Start

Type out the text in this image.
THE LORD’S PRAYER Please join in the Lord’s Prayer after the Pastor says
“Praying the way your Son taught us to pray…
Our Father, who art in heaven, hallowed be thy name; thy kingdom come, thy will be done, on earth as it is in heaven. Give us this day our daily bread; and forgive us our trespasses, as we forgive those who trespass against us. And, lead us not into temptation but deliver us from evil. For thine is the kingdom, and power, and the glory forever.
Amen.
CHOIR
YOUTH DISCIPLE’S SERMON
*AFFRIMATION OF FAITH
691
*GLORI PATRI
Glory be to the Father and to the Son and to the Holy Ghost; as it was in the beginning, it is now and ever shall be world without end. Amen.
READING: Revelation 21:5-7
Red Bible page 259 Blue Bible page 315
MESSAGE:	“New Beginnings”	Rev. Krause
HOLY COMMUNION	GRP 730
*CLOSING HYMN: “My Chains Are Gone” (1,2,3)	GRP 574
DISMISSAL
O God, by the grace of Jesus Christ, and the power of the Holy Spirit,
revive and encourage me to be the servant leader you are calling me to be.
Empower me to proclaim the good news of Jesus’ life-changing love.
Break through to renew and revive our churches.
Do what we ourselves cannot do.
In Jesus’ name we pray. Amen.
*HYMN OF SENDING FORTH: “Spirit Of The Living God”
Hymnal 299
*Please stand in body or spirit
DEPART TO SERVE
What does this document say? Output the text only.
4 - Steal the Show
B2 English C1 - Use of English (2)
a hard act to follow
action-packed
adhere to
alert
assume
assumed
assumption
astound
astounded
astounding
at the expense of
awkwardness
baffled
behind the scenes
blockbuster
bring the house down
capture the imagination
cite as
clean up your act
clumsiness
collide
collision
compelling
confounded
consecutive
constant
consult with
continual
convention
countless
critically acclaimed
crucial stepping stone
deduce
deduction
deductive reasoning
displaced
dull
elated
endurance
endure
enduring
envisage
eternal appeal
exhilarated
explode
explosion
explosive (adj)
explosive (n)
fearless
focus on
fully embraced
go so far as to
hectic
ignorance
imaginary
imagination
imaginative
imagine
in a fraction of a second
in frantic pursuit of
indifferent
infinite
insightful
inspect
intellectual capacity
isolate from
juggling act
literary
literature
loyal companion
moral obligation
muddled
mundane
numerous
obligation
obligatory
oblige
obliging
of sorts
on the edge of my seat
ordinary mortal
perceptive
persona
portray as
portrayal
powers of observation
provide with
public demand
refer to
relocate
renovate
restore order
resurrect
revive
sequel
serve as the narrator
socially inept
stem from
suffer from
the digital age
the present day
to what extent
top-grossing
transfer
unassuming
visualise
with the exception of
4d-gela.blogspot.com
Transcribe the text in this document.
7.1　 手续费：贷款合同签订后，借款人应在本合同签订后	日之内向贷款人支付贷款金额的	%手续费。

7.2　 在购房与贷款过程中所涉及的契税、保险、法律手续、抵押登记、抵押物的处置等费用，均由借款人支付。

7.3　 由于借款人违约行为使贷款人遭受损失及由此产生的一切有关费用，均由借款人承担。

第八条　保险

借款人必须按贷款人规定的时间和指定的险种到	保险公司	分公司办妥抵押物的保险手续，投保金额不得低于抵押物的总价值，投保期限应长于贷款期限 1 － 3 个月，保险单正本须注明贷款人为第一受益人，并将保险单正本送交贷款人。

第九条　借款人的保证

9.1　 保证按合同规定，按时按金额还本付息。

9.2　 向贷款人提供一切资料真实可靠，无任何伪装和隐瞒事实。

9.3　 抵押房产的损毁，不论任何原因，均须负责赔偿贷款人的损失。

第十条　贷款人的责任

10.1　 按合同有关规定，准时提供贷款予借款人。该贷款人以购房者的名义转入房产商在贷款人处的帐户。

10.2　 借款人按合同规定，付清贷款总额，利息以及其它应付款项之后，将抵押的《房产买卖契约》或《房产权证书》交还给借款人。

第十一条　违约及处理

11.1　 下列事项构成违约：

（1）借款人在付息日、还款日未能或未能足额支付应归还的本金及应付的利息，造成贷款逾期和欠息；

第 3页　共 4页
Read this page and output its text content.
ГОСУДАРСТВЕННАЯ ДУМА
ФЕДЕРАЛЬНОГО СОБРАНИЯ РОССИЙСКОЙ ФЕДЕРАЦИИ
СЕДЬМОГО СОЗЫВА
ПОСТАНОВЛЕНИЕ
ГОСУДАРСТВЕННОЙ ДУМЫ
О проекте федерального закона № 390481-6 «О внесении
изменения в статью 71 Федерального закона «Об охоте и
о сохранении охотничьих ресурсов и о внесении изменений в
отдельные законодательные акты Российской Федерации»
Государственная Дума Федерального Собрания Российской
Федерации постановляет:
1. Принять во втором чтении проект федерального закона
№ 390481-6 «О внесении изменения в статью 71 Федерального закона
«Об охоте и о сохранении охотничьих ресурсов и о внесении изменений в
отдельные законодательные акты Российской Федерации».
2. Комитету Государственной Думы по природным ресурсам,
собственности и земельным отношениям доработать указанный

End

**EXERCISE REQUIREMENTS**
Copy out each line exactly.

**ANSWER BELOW**
Type out the text in this image.
THE LORD’S PRAYER Please join in the Lord’s Prayer after the Pastor says
“Praying the way your Son taught us to pray…
Our Father, who art in heaven, hallowed be thy name; thy kingdom come, thy will be done, on earth as it is in heaven. Give us this day our daily bread; and forgive us our trespasses, as we forgive those who trespass against us. And, lead us not into temptation but deliver us from evil. For thine is the kingdom, and power, and the glory forever.
Amen.
CHOIR
YOUTH DISCIPLE’S SERMON
*AFFRIMATION OF FAITH
691
*GLORI PATRI
Glory be to the Father and to the Son and to the Holy Ghost; as it was in the beginning, it is now and ever shall be world without end. Amen.
READING: Revelation 21:5-7
Red Bible page 259 Blue Bible page 315
MESSAGE:	“New Beginnings”	Rev. Krause
HOLY COMMUNION	GRP 730
*CLOSING HYMN: “My Chains Are Gone” (1,2,3)	GRP 574
DISMISSAL
O God, by the grace of Jesus Christ, and the power of the Holy Spirit,
revive and encourage me to be the servant leader you are calling me to be.
Empower me to proclaim the good news of Jesus’ life-changing love.
Break through to renew and revive our churches.
Do what we ourselves cannot do.
In Jesus’ name we pray. Amen.
*HYMN OF SENDING FORTH: “Spirit Of The Living God”
Hymnal 299
*Please stand in body or spirit
DEPART TO SERVE
What does this document say? Output the text only.
4 - Steal the Show
B2 English C1 - Use of English (2)
a hard act to follow
action-packed
adhere to
alert
assume
assumed
assumption
astound
astounded
astounding
at the expense of
awkwardness
baffled
behind the scenes
blockbuster
bring the house down
capture the imagination
cite as
clean up your act
clumsiness
collide
collision
compelling
confounded
consecutive
constant
consult with
continual
convention
countless
critically acclaimed
crucial stepping stone
deduce
deduction
deductive reasoning
displaced
dull
elated
endurance
endure
enduring
envisage
eternal appeal
exhilarated
explode
explosion
explosive (adj)
explosive (n)
fearless
focus on
fully embraced
go so far as to
hectic
ignorance
imaginary
imagination
imaginative
imagine
in a fraction of a second
in frantic pursuit of
indifferent
infinite
insightful
inspect
intellectual capacity
isolate from
juggling act
literary
literature
loyal companion
moral obligation
muddled
mundane
numerous
obligation
obligatory
oblige
obliging
of sorts
on the edge of my seat
ordinary mortal
perceptive
persona
portray as
portrayal
powers of observation
provide with
public demand
refer to
relocate
renovate
restore order
resurrect
revive
sequel
serve as the narrator
socially inept
stem from
suffer from
the digital age
the present day
to what extent
top-grossing
transfer
unassuming
visualise
with the exception of
4d-gela.blogspot.com
Transcribe the text in this document.
7.1　 手续费：贷款合同签订后，借款人应在本合同签订后	日之内向贷款人支付贷款金额的	%手续费。

7.2　 在购房与贷款过程中所涉及的契税、保险、法律手续、抵押登记、抵押物的处置等费用，均由借款人支付。

7.3　 由于借款人违约行为使贷款人遭受损失及由此产生的一切有关费用，均由借款人承担。

第八条　保险

借款人必须按贷款人规定的时间和指定的险种到	保险公司	分公司办妥抵押物的保险手续，投保金额不得低于抵押物的总价值，投保期限应长于贷款期限 1 － 3 个月，保险单正本须注明贷款人为第一受益人，并将保险单正本送交贷款人。

第九条　借款人的保证

9.1　 保证按合同规定，按时按金额还本付息。

9.2　 向贷款人提供一切资料真实可靠，无任何伪装和隐瞒事实。

9.3　 抵押房产的损毁，不论任何原因，均须负责赔偿贷款人的损失。

第十条　贷款人的责任

10.1　 按合同有关规定，准时提供贷款予借款人。该贷款人以购房者的名义转入房产商在贷款人处的帐户。

10.2　 借款人按合同规定，付清贷款总额，利息以及其它应付款项之后，将抵押的《房产买卖契约》或《房产权证书》交还给借款人。

第十一条　违约及处理

11.1　 下列事项构成违约：

（1）借款人在付息日、还款日未能或未能足额支付应归还的本金及应付的利息，造成贷款逾期和欠息；

第 3页　共 4页
Read this page and output its text content.
ГОСУДАРСТВЕННАЯ ДУМА
ФЕДЕРАЛЬНОГО СОБРАНИЯ РОССИЙСКОЙ ФЕДЕРАЦИИ
СЕДЬМОГО СОЗЫВА
ПОСТАНОВЛЕНИЕ
ГОСУДАРСТВЕННОЙ ДУМЫ
О проекте федерального закона № 390481-6 «О внесении
изменения в статью 71 Федерального закона «Об охоте и
о сохранении охотничьих ресурсов и о внесении изменений в
отдельные законодательные акты Российской Федерации»
Государственная Дума Федерального Собрания Российской
Федерации постановляет:
1. Принять во втором чтении проект федерального закона
№ 390481-6 «О внесении изменения в статью 71 Федерального закона
«Об охоте и о сохранении охотничьих ресурсов и о внесении изменений в
отдельные законодательные акты Российской Федерации».
2. Комитету Государственной Думы по природным ресурсам,
собственности и земельным отношениям доработать указанный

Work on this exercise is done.